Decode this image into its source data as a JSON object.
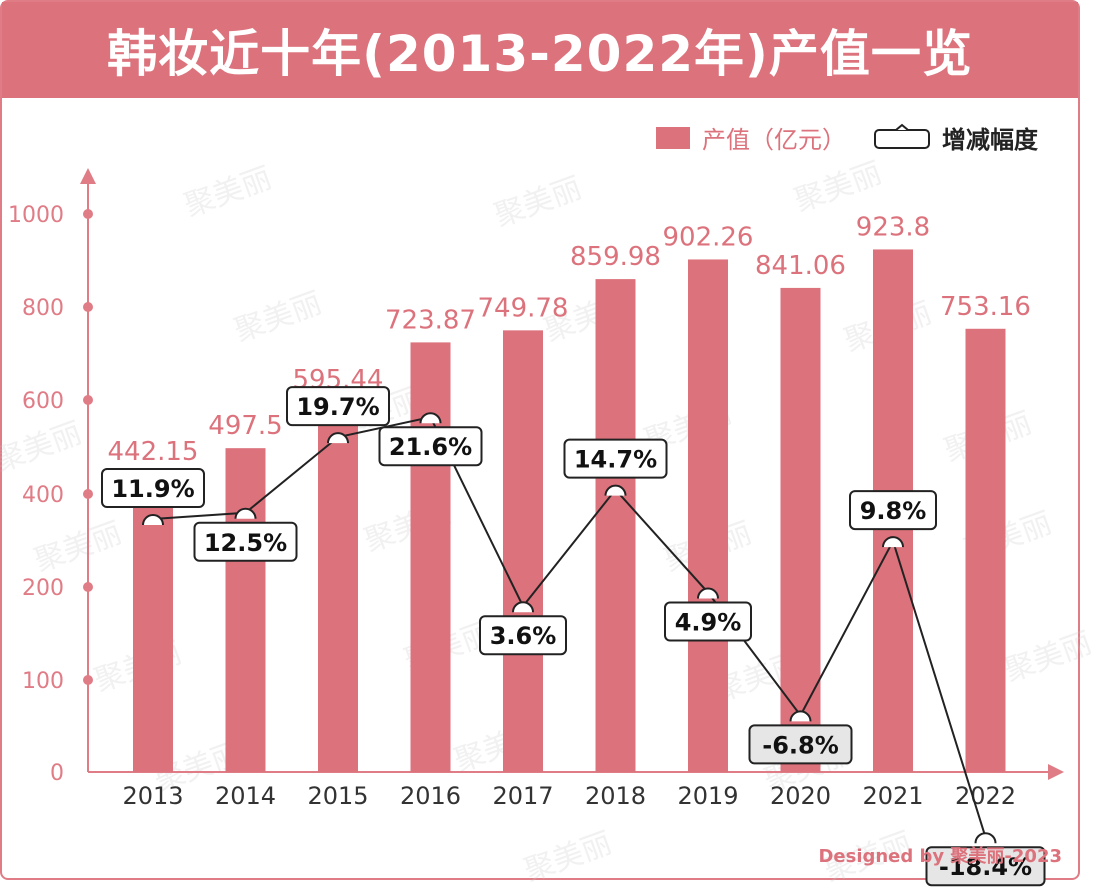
{
  "title": "韩妆近十年(2013-2022年)产值一览",
  "legend": {
    "bar_label": "产值（亿元）",
    "line_label": "增减幅度"
  },
  "credit": "Designed by 聚美丽-2023",
  "watermark_text": "聚美丽",
  "colors": {
    "bar": "#dc727c",
    "axis": "#e07c86",
    "line": "#222222",
    "label_box_positive": "#ffffff",
    "label_box_negative": "#e6e6e6"
  },
  "chart_data": {
    "type": "bar",
    "categories": [
      "2013",
      "2014",
      "2015",
      "2016",
      "2017",
      "2018",
      "2019",
      "2020",
      "2021",
      "2022"
    ],
    "y_ticks": [
      "0",
      "100",
      "200",
      "400",
      "600",
      "800",
      "1000"
    ],
    "series": [
      {
        "name": "产值（亿元）",
        "type": "bar",
        "values": [
          442.15,
          497.5,
          595.44,
          723.87,
          749.78,
          859.98,
          902.26,
          841.06,
          923.8,
          753.16
        ],
        "labels": [
          "442.15",
          "497.5",
          "595.44",
          "723.87",
          "749.78",
          "859.98",
          "902.26",
          "841.06",
          "923.8",
          "753.16"
        ]
      },
      {
        "name": "增减幅度",
        "type": "line",
        "values": [
          11.9,
          12.5,
          19.7,
          21.6,
          3.6,
          14.7,
          4.9,
          -6.8,
          9.8,
          -18.4
        ],
        "labels": [
          "11.9%",
          "12.5%",
          "19.7%",
          "21.6%",
          "3.6%",
          "14.7%",
          "4.9%",
          "-6.8%",
          "9.8%",
          "-18.4%"
        ]
      }
    ]
  }
}
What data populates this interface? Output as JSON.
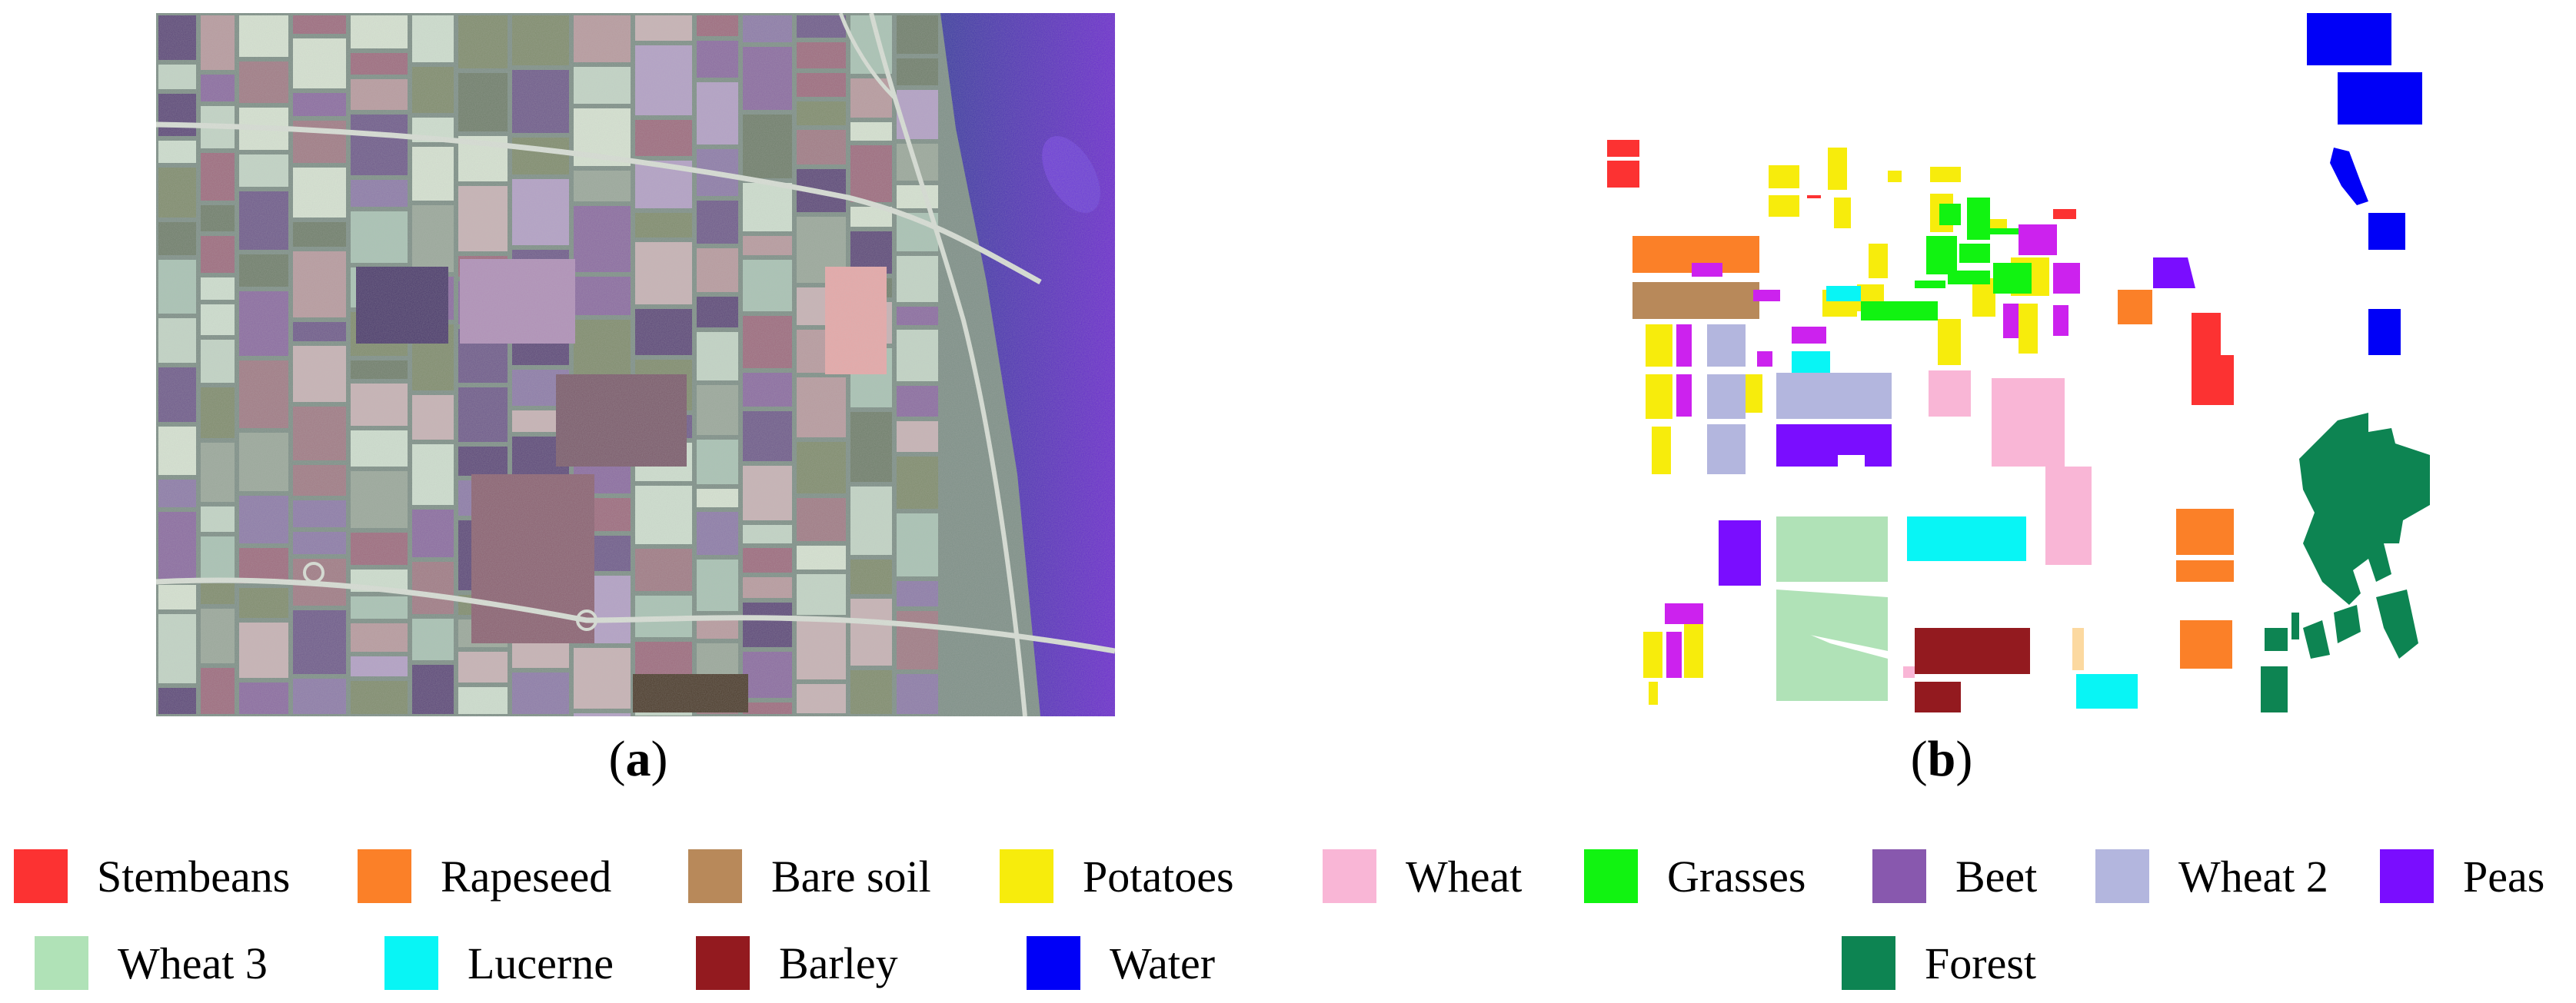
{
  "captions": {
    "a": "(a)",
    "a_letter": "a",
    "b": "(b)",
    "b_letter": "b"
  },
  "legend": [
    {
      "label": "Stembeans",
      "color": "#fc3232"
    },
    {
      "label": "Rapeseed",
      "color": "#fb8028"
    },
    {
      "label": "Bare soil",
      "color": "#b8895a"
    },
    {
      "label": "Potatoes",
      "color": "#f7ec0c"
    },
    {
      "label": "Wheat",
      "color": "#f9b6d6"
    },
    {
      "label": "Grasses",
      "color": "#11f311"
    },
    {
      "label": "Beet",
      "color": "#8858ae"
    },
    {
      "label": "Wheat 2",
      "color": "#b3b6de"
    },
    {
      "label": "Peas",
      "color": "#7a0dff"
    },
    {
      "label": "Wheat 3",
      "color": "#b0e2b7"
    },
    {
      "label": "Lucerne",
      "color": "#08f5f5"
    },
    {
      "label": "Barley",
      "color": "#931a1f"
    },
    {
      "label": "Water",
      "color": "#0000f7"
    },
    {
      "label": "Forest",
      "color": "#0d8452"
    }
  ]
}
----
Exercise objective:
Copy out every line with the word "JSON".

Task result:
Decode this image into its source data as a JSON object.
What data populates this interface? Output as JSON.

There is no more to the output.